**EXERCISE BRIEF**
Return each line of the listing that contains the string "panel".

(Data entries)
+ + + +
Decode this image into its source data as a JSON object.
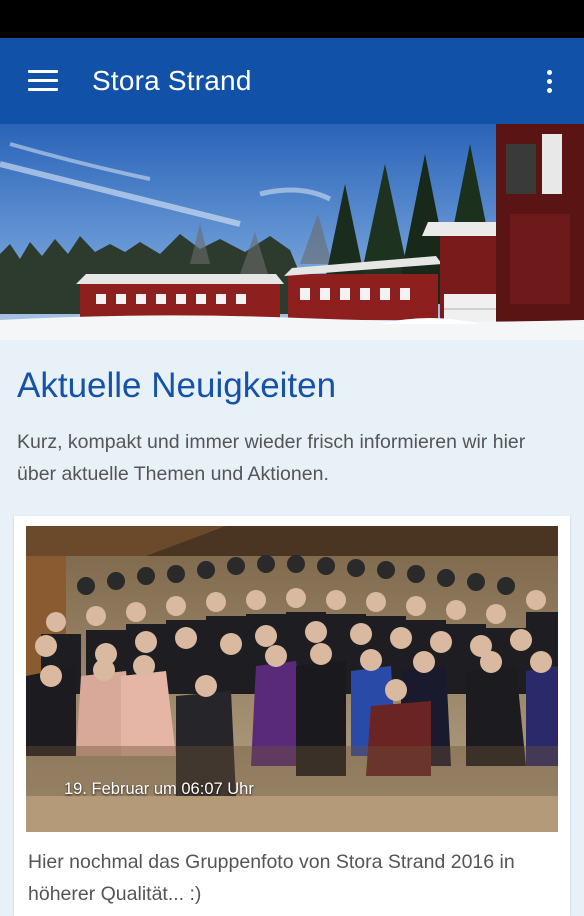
{
  "app_bar": {
    "title": "Stora Strand",
    "menu_icon": "hamburger-menu-icon",
    "overflow_icon": "more-vertical-icon",
    "color": "#1251a8"
  },
  "section": {
    "title": "Aktuelle Neuigkeiten",
    "intro": "Kurz, kompakt und immer wieder frisch informieren wir hier über aktuelle Themen und Aktionen."
  },
  "news": [
    {
      "date": "19. Februar um 06:07 Uhr",
      "text": "Hier nochmal das Gruppenfoto von Stora Strand 2016 in höherer Qualität... :)"
    }
  ],
  "colors": {
    "accent": "#1553a8",
    "background": "#e8f0f8"
  }
}
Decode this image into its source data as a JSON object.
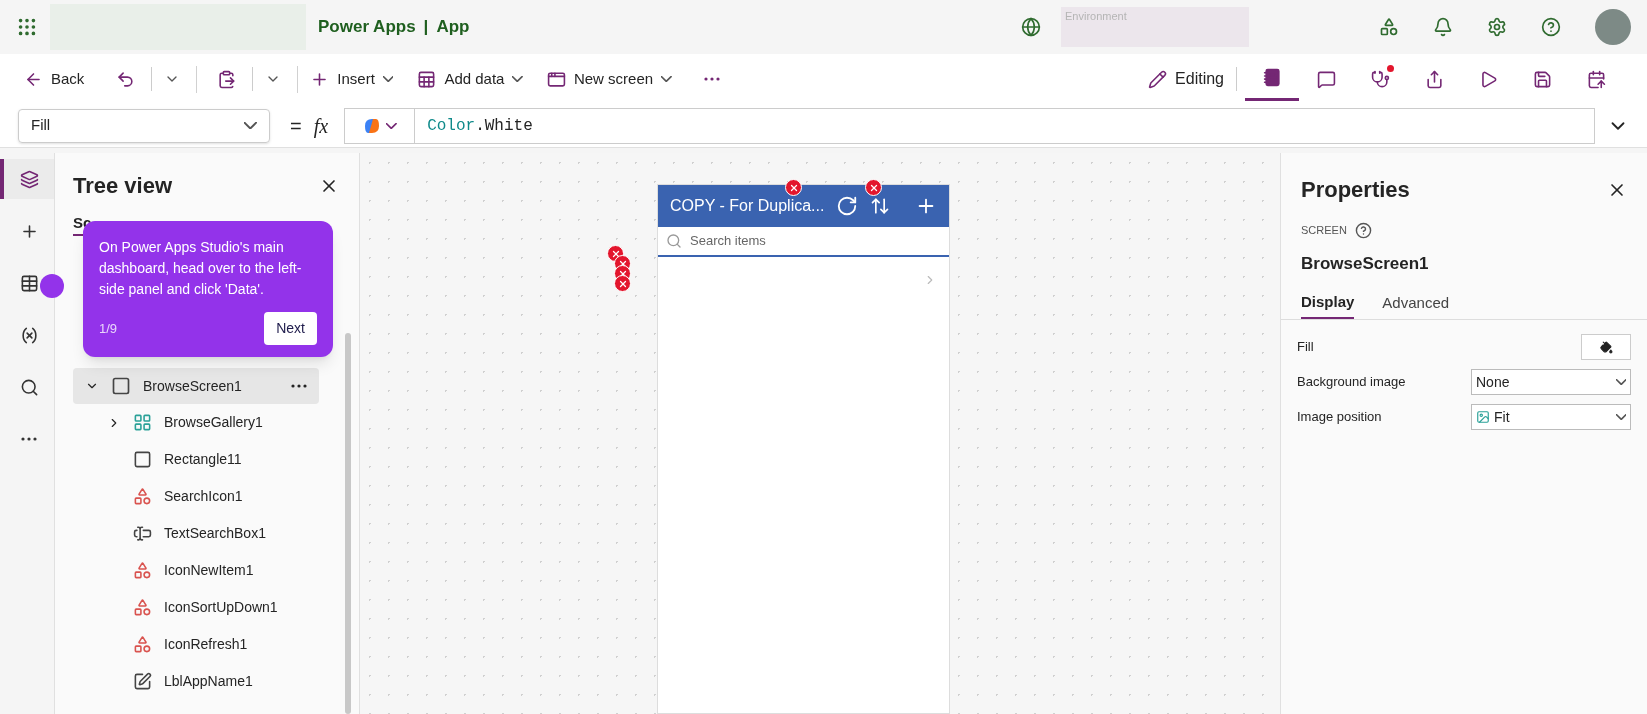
{
  "app_bar": {
    "title": "Power Apps",
    "separator": "|",
    "app": "App",
    "environment_label": "Environment"
  },
  "toolbar": {
    "left": [
      {
        "kind": "back",
        "label": "Back"
      },
      {
        "kind": "undo"
      },
      {
        "kind": "paste"
      },
      {
        "kind": "insert",
        "label": "Insert"
      },
      {
        "kind": "add_data",
        "label": "Add data"
      },
      {
        "kind": "new_screen",
        "label": "New screen"
      },
      {
        "kind": "more"
      }
    ],
    "editing": "Editing",
    "right": [
      {
        "kind": "notes",
        "selected": true,
        "alert": false
      },
      {
        "kind": "comments",
        "selected": false,
        "alert": false
      },
      {
        "kind": "checker",
        "selected": false,
        "alert": true
      },
      {
        "kind": "share",
        "selected": false,
        "alert": false
      },
      {
        "kind": "play",
        "selected": false,
        "alert": false
      },
      {
        "kind": "save",
        "selected": false,
        "alert": false
      },
      {
        "kind": "publish",
        "selected": false,
        "alert": false
      }
    ]
  },
  "formula_bar": {
    "property": "Fill",
    "equals": "=",
    "function_label": "fx",
    "object": "Color",
    "member": ".White"
  },
  "rail": [
    {
      "kind": "layers",
      "selected": true
    },
    {
      "kind": "insert",
      "selected": false
    },
    {
      "kind": "data",
      "selected": false
    },
    {
      "kind": "variables",
      "selected": false
    },
    {
      "kind": "search",
      "selected": false
    },
    {
      "kind": "more",
      "selected": false
    }
  ],
  "tree": {
    "title": "Tree view",
    "tabs": [
      {
        "label": "Sc",
        "selected": true
      }
    ],
    "items": [
      {
        "label": "BrowseScreen1",
        "kind": "screen",
        "expanded": true,
        "selected": true,
        "children": [
          {
            "label": "BrowseGallery1",
            "kind": "gallery",
            "expanded": false,
            "selected": false
          },
          {
            "label": "Rectangle11",
            "kind": "rectangle",
            "selected": false
          },
          {
            "label": "SearchIcon1",
            "kind": "icon",
            "selected": false
          },
          {
            "label": "TextSearchBox1",
            "kind": "textbox",
            "selected": false
          },
          {
            "label": "IconNewItem1",
            "kind": "icon",
            "selected": false
          },
          {
            "label": "IconSortUpDown1",
            "kind": "icon",
            "selected": false
          },
          {
            "label": "IconRefresh1",
            "kind": "icon",
            "selected": false
          },
          {
            "label": "LblAppName1",
            "kind": "label",
            "selected": false
          }
        ]
      }
    ]
  },
  "tooltip": {
    "text": "On Power Apps Studio's main dashboard, head over to the left-side panel and click 'Data'.",
    "step": "1/9",
    "button": "Next"
  },
  "canvas": {
    "header": "COPY - For Duplica...",
    "search_placeholder": "Search items"
  },
  "properties": {
    "title": "Properties",
    "type": "SCREEN",
    "name": "BrowseScreen1",
    "tabs": [
      {
        "label": "Display",
        "selected": true
      },
      {
        "label": "Advanced",
        "selected": false
      }
    ],
    "rows": [
      {
        "label": "Fill",
        "kind": "color"
      },
      {
        "label": "Background image",
        "kind": "dropdown",
        "value": "None"
      },
      {
        "label": "Image position",
        "kind": "image_dropdown",
        "value": "Fit"
      }
    ]
  }
}
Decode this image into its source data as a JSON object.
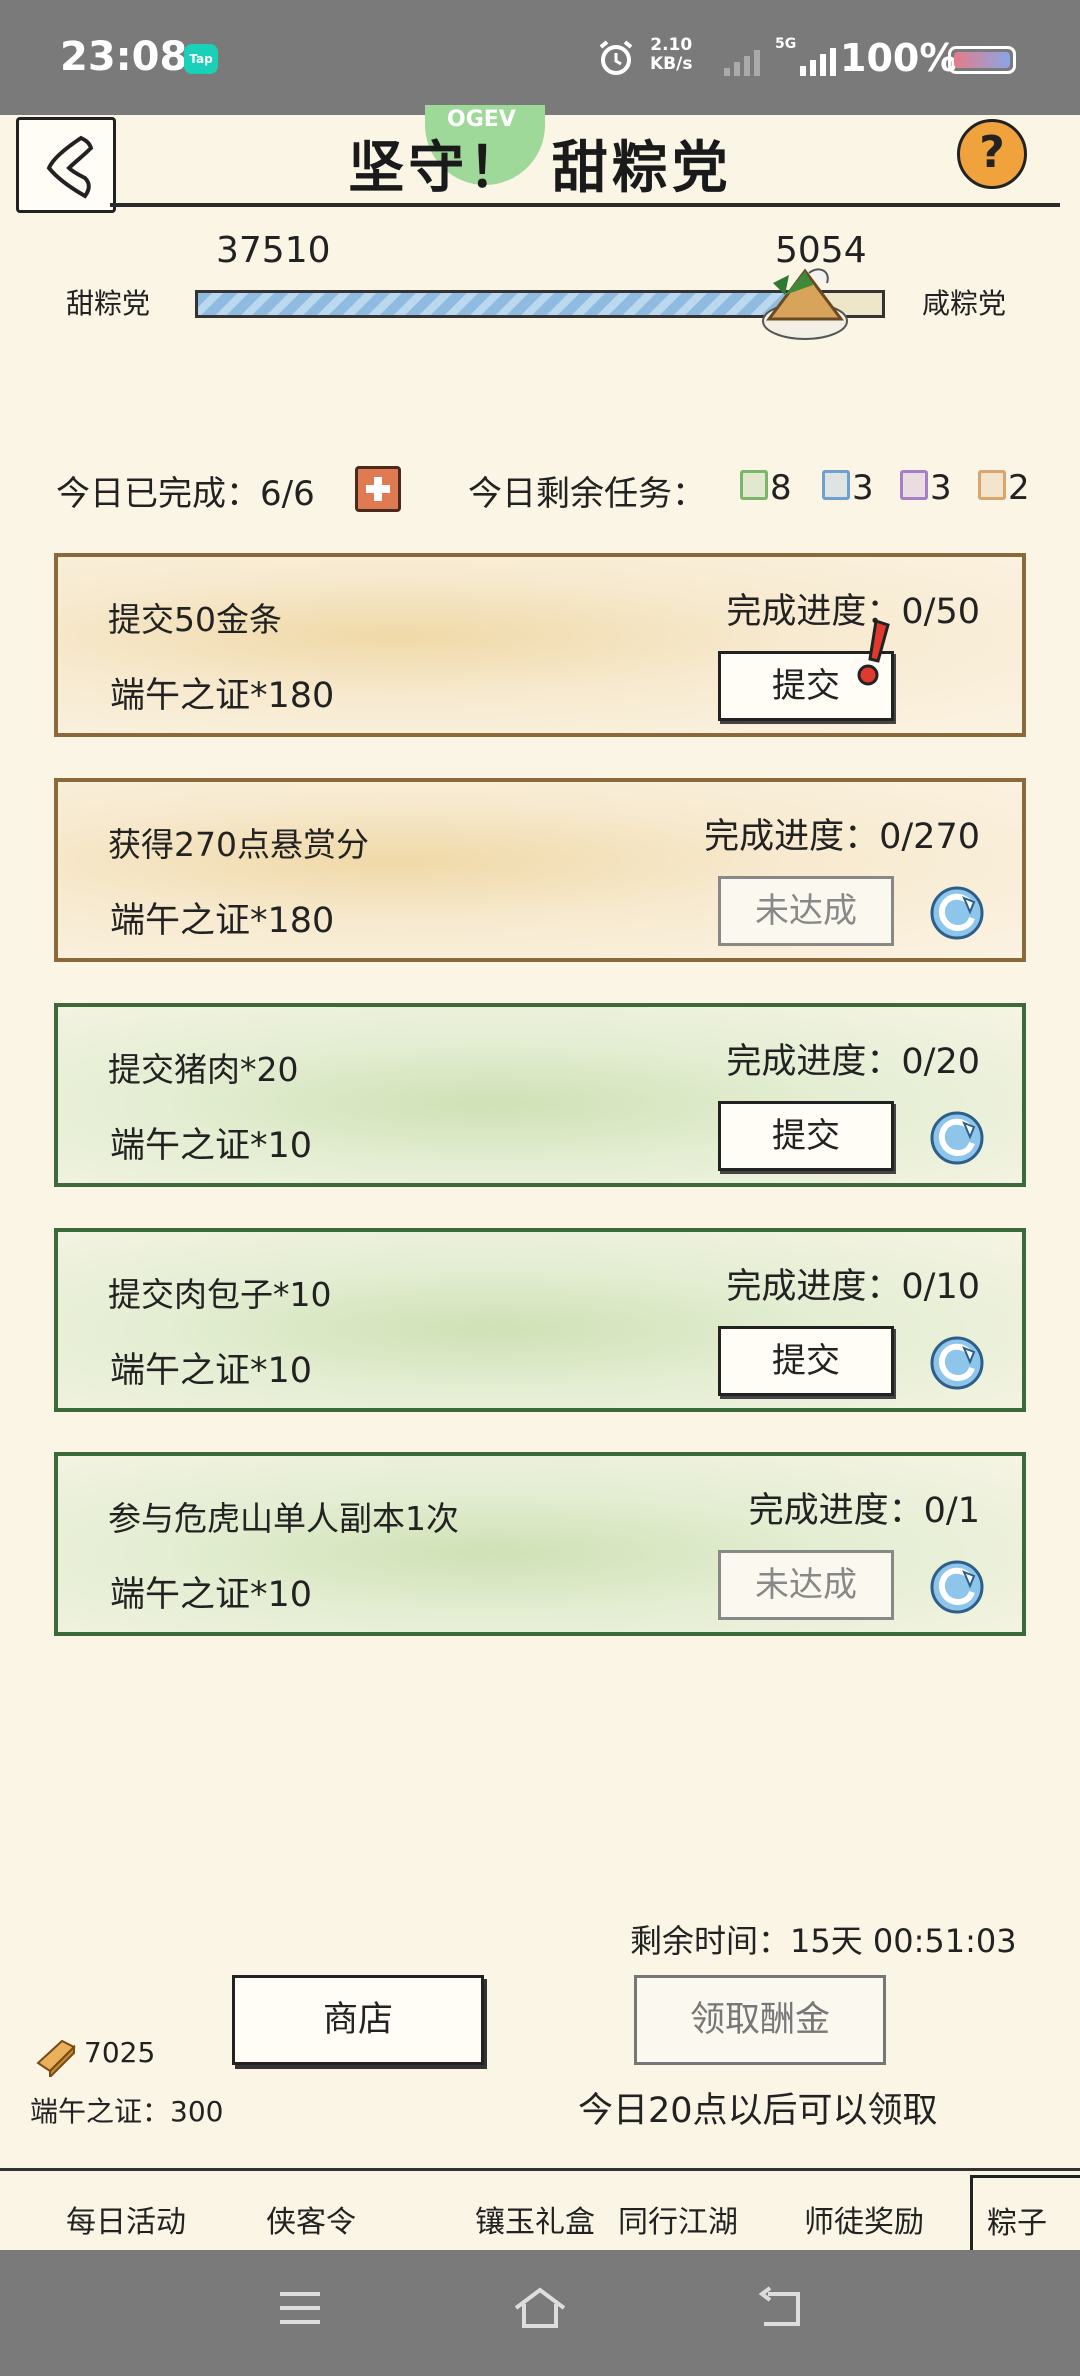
{
  "status_bar": {
    "time": "23:08",
    "app_badge": "Tap",
    "net_speed_value": "2.10",
    "net_speed_unit": "KB/s",
    "network_type": "5G",
    "battery": "100%"
  },
  "header": {
    "title": "坚守！ 甜粽党",
    "title_badge": "OGEV",
    "help_label": "?"
  },
  "vote": {
    "left_label": "甜粽党",
    "right_label": "咸粽党",
    "left_count": "37510",
    "right_count": "5054",
    "left_share": 0.881
  },
  "stats": {
    "done_label": "今日已完成：6/6",
    "remain_label": "今日剩余任务：",
    "chips": [
      {
        "color": "#7cb46a",
        "count": "8"
      },
      {
        "color": "#6fa0cf",
        "count": "3"
      },
      {
        "color": "#a77fc6",
        "count": "3"
      },
      {
        "color": "#d9a56a",
        "count": "2"
      }
    ]
  },
  "tasks": [
    {
      "name": "提交50金条",
      "reward": "端午之证*180",
      "progress": "完成进度：0/50",
      "button": "提交",
      "state": "active",
      "style": "gold",
      "alert": true,
      "refresh": false
    },
    {
      "name": "获得270点悬赏分",
      "reward": "端午之证*180",
      "progress": "完成进度：0/270",
      "button": "未达成",
      "state": "disabled",
      "style": "gold",
      "alert": false,
      "refresh": true
    },
    {
      "name": "提交猪肉*20",
      "reward": "端午之证*10",
      "progress": "完成进度：0/20",
      "button": "提交",
      "state": "active",
      "style": "green",
      "alert": false,
      "refresh": true
    },
    {
      "name": "提交肉包子*10",
      "reward": "端午之证*10",
      "progress": "完成进度：0/10",
      "button": "提交",
      "state": "active",
      "style": "green",
      "alert": false,
      "refresh": true
    },
    {
      "name": "参与危虎山单人副本1次",
      "reward": "端午之证*10",
      "progress": "完成进度：0/1",
      "button": "未达成",
      "state": "disabled",
      "style": "green",
      "alert": false,
      "refresh": true
    }
  ],
  "bottom": {
    "time_left": "剩余时间：15天 00:51:03",
    "shop_label": "商店",
    "claim_label": "领取酬金",
    "gold_count": "7025",
    "token_label": "端午之证：300",
    "claim_note": "今日20点以后可以领取"
  },
  "tabs": [
    {
      "label": "每日活动",
      "active": false
    },
    {
      "label": "侠客令",
      "active": false
    },
    {
      "label": "镶玉礼盒",
      "active": false
    },
    {
      "label": "同行江湖",
      "active": false
    },
    {
      "label": "师徒奖励",
      "active": false
    },
    {
      "label": "粽子",
      "active": true
    }
  ]
}
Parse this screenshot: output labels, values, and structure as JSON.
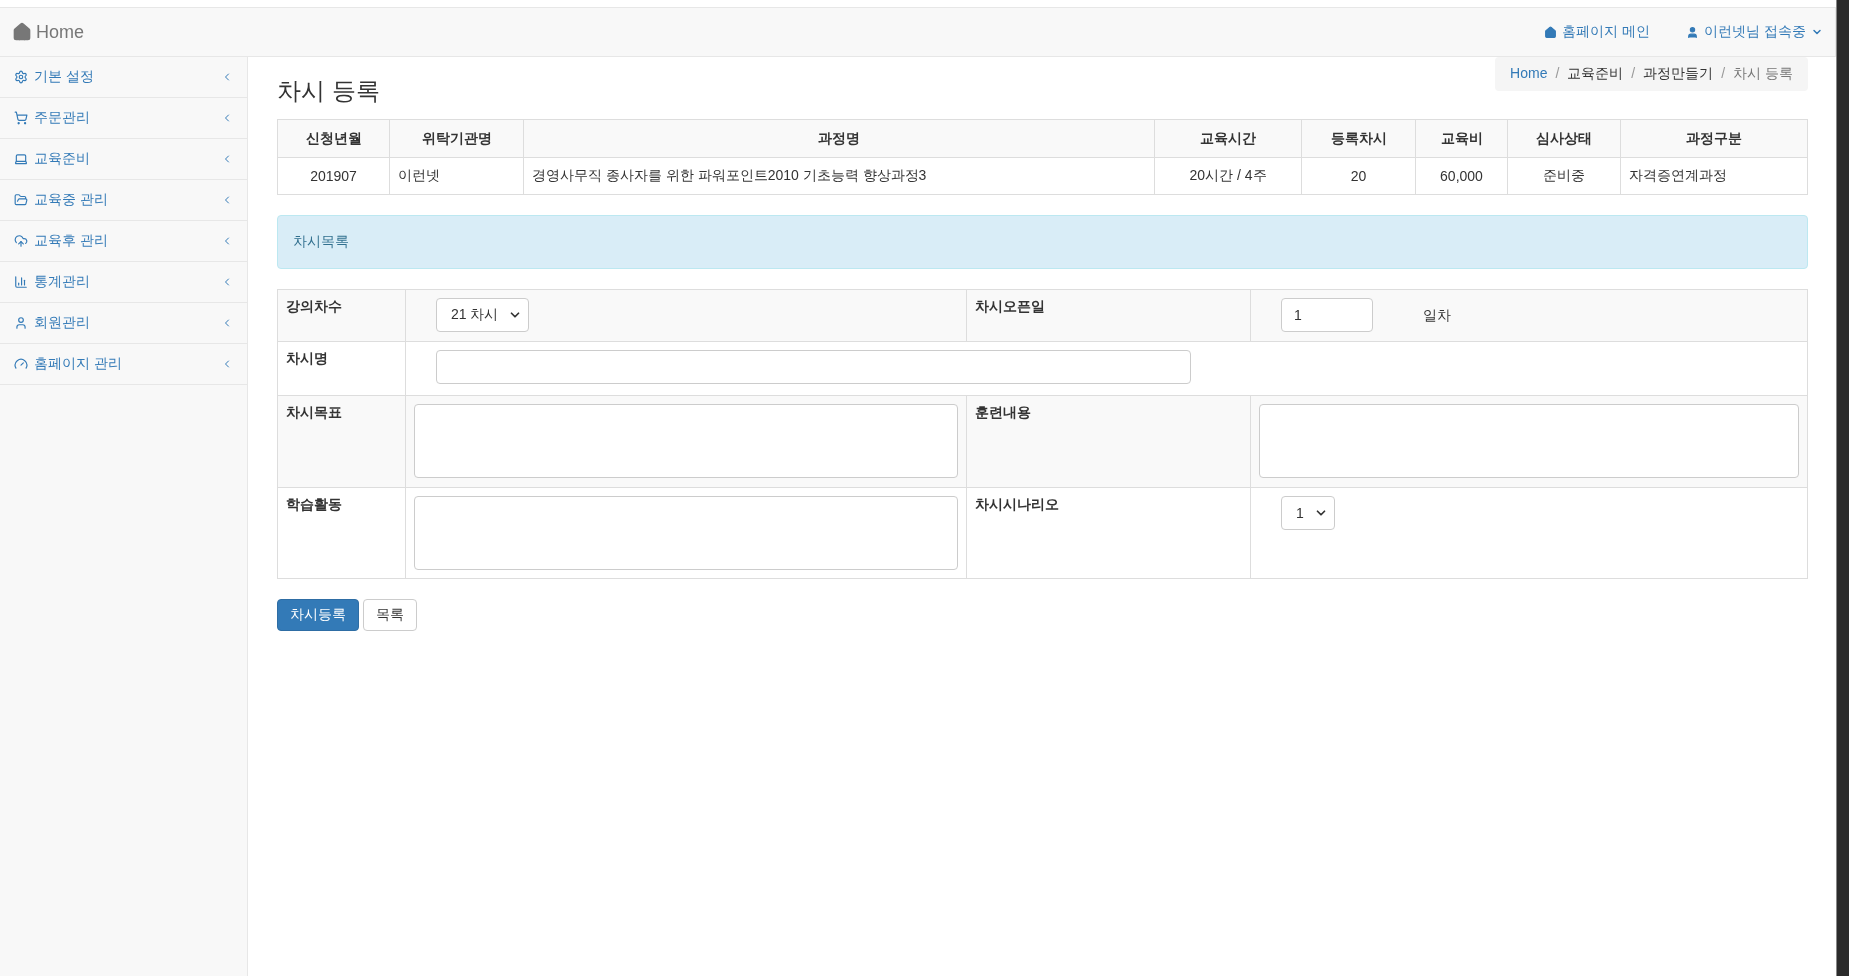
{
  "navbar": {
    "brand": "Home",
    "links": [
      {
        "label": "홈페이지 메인",
        "kind": "home"
      },
      {
        "label": "이런넷님 접속중",
        "kind": "user"
      }
    ]
  },
  "sidebar": {
    "items": [
      {
        "label": "기본 설정"
      },
      {
        "label": "주문관리"
      },
      {
        "label": "교육준비"
      },
      {
        "label": "교육중 관리"
      },
      {
        "label": "교육후 관리"
      },
      {
        "label": "통계관리"
      },
      {
        "label": "회원관리"
      },
      {
        "label": "홈페이지 관리"
      }
    ]
  },
  "page_title": "차시 등록",
  "breadcrumb": [
    {
      "label": "Home",
      "kind": "link"
    },
    {
      "label": "교육준비",
      "kind": "text",
      "separator": "/"
    },
    {
      "label": "과정만들기",
      "kind": "text",
      "separator": "/"
    },
    {
      "label": "차시 등록",
      "kind": "active",
      "separator": "/"
    }
  ],
  "course_table": {
    "columns": [
      "신청년월",
      "위탁기관명",
      "과정명",
      "교육시간",
      "등록차시",
      "교육비",
      "심사상태",
      "과정구분"
    ],
    "rows": [
      [
        "201907",
        "이런넷",
        "경영사무직 종사자를 위한 파워포인트2010 기초능력 향상과정3",
        "20시간 / 4주",
        "20",
        "60,000",
        "준비중",
        "자격증연계과정"
      ]
    ]
  },
  "panel": {
    "title": "차시목록"
  },
  "form": {
    "rows": [
      {
        "cells": [
          {
            "label": "강의차수",
            "control": {
              "kind": "select",
              "value": "21 차시"
            }
          },
          {
            "label": "차시오픈일",
            "control": {
              "kind": "input",
              "value": "1",
              "suffix": "일차"
            }
          }
        ]
      },
      {
        "cells": [
          {
            "label": "차시명",
            "control": {
              "kind": "input"
            }
          }
        ]
      },
      {
        "cells": [
          {
            "label": "차시목표",
            "control": {
              "kind": "textarea"
            }
          },
          {
            "label": "훈련내용",
            "control": {
              "kind": "textarea"
            }
          }
        ]
      },
      {
        "cells": [
          {
            "label": "학습활동",
            "control": {
              "kind": "textarea"
            }
          },
          {
            "label": "차시시나리오",
            "control": {
              "kind": "select",
              "value": "1"
            }
          }
        ]
      }
    ]
  },
  "buttons": [
    {
      "label": "차시등록",
      "kind": "primary"
    },
    {
      "label": "목록",
      "kind": "default"
    }
  ]
}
+ + + +
**RESULT**
    "text": "On Power Apps Studio's main dashboard, head over to the left-side panel and click 'Data'.",
  "panel": {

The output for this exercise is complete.